▸ **RECORDS FOR THIS TASK**
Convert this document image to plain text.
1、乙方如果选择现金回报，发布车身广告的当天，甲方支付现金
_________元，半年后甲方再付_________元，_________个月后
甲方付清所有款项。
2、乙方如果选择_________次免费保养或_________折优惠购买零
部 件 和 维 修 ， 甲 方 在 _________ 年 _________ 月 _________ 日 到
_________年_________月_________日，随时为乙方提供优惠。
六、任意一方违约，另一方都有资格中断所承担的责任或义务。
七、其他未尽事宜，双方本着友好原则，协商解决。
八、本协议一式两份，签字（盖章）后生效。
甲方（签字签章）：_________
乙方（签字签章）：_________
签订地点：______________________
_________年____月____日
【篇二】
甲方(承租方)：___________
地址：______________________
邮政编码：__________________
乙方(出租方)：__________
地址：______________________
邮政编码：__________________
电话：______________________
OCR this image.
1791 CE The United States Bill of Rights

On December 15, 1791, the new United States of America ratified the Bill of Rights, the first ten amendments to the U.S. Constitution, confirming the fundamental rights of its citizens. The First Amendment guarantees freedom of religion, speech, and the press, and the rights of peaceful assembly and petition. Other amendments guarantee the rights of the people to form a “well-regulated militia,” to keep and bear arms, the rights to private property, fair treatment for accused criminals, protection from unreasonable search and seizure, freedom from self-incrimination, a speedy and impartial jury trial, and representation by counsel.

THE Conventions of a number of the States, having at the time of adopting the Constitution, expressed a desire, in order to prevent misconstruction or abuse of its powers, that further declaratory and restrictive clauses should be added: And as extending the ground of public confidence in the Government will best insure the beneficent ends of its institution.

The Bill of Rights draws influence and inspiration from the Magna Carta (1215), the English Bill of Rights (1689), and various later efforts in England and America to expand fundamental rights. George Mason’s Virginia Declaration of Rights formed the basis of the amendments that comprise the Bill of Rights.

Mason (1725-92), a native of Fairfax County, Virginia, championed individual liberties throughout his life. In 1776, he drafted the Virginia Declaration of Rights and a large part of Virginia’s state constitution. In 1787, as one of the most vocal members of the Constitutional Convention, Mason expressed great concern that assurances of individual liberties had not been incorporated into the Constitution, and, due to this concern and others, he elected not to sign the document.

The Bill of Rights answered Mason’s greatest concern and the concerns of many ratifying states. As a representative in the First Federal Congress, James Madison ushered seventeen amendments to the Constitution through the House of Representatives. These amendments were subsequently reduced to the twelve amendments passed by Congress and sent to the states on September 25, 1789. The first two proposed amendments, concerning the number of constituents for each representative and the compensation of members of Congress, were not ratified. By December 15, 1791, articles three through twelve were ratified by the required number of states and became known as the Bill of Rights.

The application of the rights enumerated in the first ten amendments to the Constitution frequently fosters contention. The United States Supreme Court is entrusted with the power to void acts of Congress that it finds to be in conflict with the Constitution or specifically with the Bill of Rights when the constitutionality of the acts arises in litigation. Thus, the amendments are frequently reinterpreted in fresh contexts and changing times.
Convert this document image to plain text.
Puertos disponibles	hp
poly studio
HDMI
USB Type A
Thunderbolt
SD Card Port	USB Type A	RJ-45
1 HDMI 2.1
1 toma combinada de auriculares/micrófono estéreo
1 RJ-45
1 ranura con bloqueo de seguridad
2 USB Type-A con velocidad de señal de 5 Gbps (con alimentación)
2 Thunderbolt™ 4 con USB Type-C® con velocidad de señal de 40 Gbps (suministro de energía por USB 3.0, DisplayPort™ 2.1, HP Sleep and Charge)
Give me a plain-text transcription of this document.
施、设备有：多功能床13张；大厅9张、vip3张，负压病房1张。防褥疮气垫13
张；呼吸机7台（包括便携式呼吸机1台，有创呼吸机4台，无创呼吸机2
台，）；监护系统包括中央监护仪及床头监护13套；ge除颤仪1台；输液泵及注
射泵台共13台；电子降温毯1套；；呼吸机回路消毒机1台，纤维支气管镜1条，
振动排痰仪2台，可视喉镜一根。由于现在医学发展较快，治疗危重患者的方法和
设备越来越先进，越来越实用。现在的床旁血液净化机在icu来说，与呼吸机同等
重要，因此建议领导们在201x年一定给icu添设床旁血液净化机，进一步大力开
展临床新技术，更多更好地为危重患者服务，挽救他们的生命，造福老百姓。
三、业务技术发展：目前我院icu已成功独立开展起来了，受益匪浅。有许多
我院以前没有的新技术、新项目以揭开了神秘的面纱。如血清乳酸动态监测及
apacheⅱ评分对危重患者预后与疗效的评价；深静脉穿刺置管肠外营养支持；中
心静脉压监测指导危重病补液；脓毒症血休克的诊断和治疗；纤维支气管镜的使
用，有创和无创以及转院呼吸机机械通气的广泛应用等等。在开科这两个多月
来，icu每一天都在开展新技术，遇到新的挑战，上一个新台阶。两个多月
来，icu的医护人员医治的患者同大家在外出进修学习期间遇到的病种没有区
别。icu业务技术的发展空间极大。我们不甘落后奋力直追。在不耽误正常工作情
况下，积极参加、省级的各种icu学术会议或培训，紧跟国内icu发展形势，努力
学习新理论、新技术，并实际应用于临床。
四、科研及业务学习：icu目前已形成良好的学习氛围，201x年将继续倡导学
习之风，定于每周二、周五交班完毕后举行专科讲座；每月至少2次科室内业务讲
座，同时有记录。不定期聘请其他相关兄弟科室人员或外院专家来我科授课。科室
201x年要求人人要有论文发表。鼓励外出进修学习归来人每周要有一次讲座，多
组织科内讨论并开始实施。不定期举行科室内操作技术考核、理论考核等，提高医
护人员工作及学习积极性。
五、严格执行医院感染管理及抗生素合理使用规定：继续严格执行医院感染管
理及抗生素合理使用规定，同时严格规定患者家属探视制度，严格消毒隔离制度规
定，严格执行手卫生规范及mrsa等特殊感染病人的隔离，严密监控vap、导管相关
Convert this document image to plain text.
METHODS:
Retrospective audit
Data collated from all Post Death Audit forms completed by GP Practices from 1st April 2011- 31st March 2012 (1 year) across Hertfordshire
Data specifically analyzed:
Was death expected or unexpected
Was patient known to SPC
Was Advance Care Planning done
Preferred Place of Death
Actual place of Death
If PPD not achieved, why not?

▸ **REQUIREMENTS**
Extract the data in full. Keep it word for word.

▸ **FULL OUTPUT**
Convert this document image to plain text.
1、乙方如果选择现金回报，发布车身广告的当天，甲方支付现金
_________元，半年后甲方再付_________元，_________个月后
甲方付清所有款项。
2、乙方如果选择_________次免费保养或_________折优惠购买零
部 件 和 维 修 ， 甲 方 在 _________ 年 _________ 月 _________ 日 到
_________年_________月_________日，随时为乙方提供优惠。
六、任意一方违约，另一方都有资格中断所承担的责任或义务。
七、其他未尽事宜，双方本着友好原则，协商解决。
八、本协议一式两份，签字（盖章）后生效。
甲方（签字签章）：_________
乙方（签字签章）：_________
签订地点：______________________
_________年____月____日
【篇二】
甲方(承租方)：___________
地址：______________________
邮政编码：__________________
乙方(出租方)：__________
地址：______________________
邮政编码：__________________
电话：______________________
OCR this image.
1791 CE The United States Bill of Rights

On December 15, 1791, the new United States of America ratified the Bill of Rights, the first ten amendments to the U.S. Constitution, confirming the fundamental rights of its citizens. The First Amendment guarantees freedom of religion, speech, and the press, and the rights of peaceful assembly and petition. Other amendments guarantee the rights of the people to form a “well-regulated militia,” to keep and bear arms, the rights to private property, fair treatment for accused criminals, protection from unreasonable search and seizure, freedom from self-incrimination, a speedy and impartial jury trial, and representation by counsel.

THE Conventions of a number of the States, having at the time of adopting the Constitution, expressed a desire, in order to prevent misconstruction or abuse of its powers, that further declaratory and restrictive clauses should be added: And as extending the ground of public confidence in the Government will best insure the beneficent ends of its institution.

The Bill of Rights draws influence and inspiration from the Magna Carta (1215), the English Bill of Rights (1689), and various later efforts in England and America to expand fundamental rights. George Mason’s Virginia Declaration of Rights formed the basis of the amendments that comprise the Bill of Rights.

Mason (1725-92), a native of Fairfax County, Virginia, championed individual liberties throughout his life. In 1776, he drafted the Virginia Declaration of Rights and a large part of Virginia’s state constitution. In 1787, as one of the most vocal members of the Constitutional Convention, Mason expressed great concern that assurances of individual liberties had not been incorporated into the Constitution, and, due to this concern and others, he elected not to sign the document.

The Bill of Rights answered Mason’s greatest concern and the concerns of many ratifying states. As a representative in the First Federal Congress, James Madison ushered seventeen amendments to the Constitution through the House of Representatives. These amendments were subsequently reduced to the twelve amendments passed by Congress and sent to the states on September 25, 1789. The first two proposed amendments, concerning the number of constituents for each representative and the compensation of members of Congress, were not ratified. By December 15, 1791, articles three through twelve were ratified by the required number of states and became known as the Bill of Rights.

The application of the rights enumerated in the first ten amendments to the Constitution frequently fosters contention. The United States Supreme Court is entrusted with the power to void acts of Congress that it finds to be in conflict with the Constitution or specifically with the Bill of Rights when the constitutionality of the acts arises in litigation. Thus, the amendments are frequently reinterpreted in fresh contexts and changing times.
Convert this document image to plain text.
Puertos disponibles	hp
poly studio
HDMI
USB Type A
Thunderbolt
SD Card Port	USB Type A	RJ-45
1 HDMI 2.1
1 toma combinada de auriculares/micrófono estéreo
1 RJ-45
1 ranura con bloqueo de seguridad
2 USB Type-A con velocidad de señal de 5 Gbps (con alimentación)
2 Thunderbolt™ 4 con USB Type-C® con velocidad de señal de 40 Gbps (suministro de energía por USB 3.0, DisplayPort™ 2.1, HP Sleep and Charge)
Give me a plain-text transcription of this document.
施、设备有：多功能床13张；大厅9张、vip3张，负压病房1张。防褥疮气垫13
张；呼吸机7台（包括便携式呼吸机1台，有创呼吸机4台，无创呼吸机2
台，）；监护系统包括中央监护仪及床头监护13套；ge除颤仪1台；输液泵及注
射泵台共13台；电子降温毯1套；；呼吸机回路消毒机1台，纤维支气管镜1条，
振动排痰仪2台，可视喉镜一根。由于现在医学发展较快，治疗危重患者的方法和
设备越来越先进，越来越实用。现在的床旁血液净化机在icu来说，与呼吸机同等
重要，因此建议领导们在201x年一定给icu添设床旁血液净化机，进一步大力开
展临床新技术，更多更好地为危重患者服务，挽救他们的生命，造福老百姓。
三、业务技术发展：目前我院icu已成功独立开展起来了，受益匪浅。有许多
我院以前没有的新技术、新项目以揭开了神秘的面纱。如血清乳酸动态监测及
apacheⅱ评分对危重患者预后与疗效的评价；深静脉穿刺置管肠外营养支持；中
心静脉压监测指导危重病补液；脓毒症血休克的诊断和治疗；纤维支气管镜的使
用，有创和无创以及转院呼吸机机械通气的广泛应用等等。在开科这两个多月
来，icu每一天都在开展新技术，遇到新的挑战，上一个新台阶。两个多月
来，icu的医护人员医治的患者同大家在外出进修学习期间遇到的病种没有区
别。icu业务技术的发展空间极大。我们不甘落后奋力直追。在不耽误正常工作情
况下，积极参加、省级的各种icu学术会议或培训，紧跟国内icu发展形势，努力
学习新理论、新技术，并实际应用于临床。
四、科研及业务学习：icu目前已形成良好的学习氛围，201x年将继续倡导学
习之风，定于每周二、周五交班完毕后举行专科讲座；每月至少2次科室内业务讲
座，同时有记录。不定期聘请其他相关兄弟科室人员或外院专家来我科授课。科室
201x年要求人人要有论文发表。鼓励外出进修学习归来人每周要有一次讲座，多
组织科内讨论并开始实施。不定期举行科室内操作技术考核、理论考核等，提高医
护人员工作及学习积极性。
五、严格执行医院感染管理及抗生素合理使用规定：继续严格执行医院感染管
理及抗生素合理使用规定，同时严格规定患者家属探视制度，严格消毒隔离制度规
定，严格执行手卫生规范及mrsa等特殊感染病人的隔离，严密监控vap、导管相关
Convert this document image to plain text.
METHODS:
Retrospective audit
Data collated from all Post Death Audit forms completed by GP Practices from 1st April 2011- 31st March 2012 (1 year) across Hertfordshire
Data specifically analyzed:
Was death expected or unexpected
Was patient known to SPC
Was Advance Care Planning done
Preferred Place of Death
Actual place of Death
If PPD not achieved, why not?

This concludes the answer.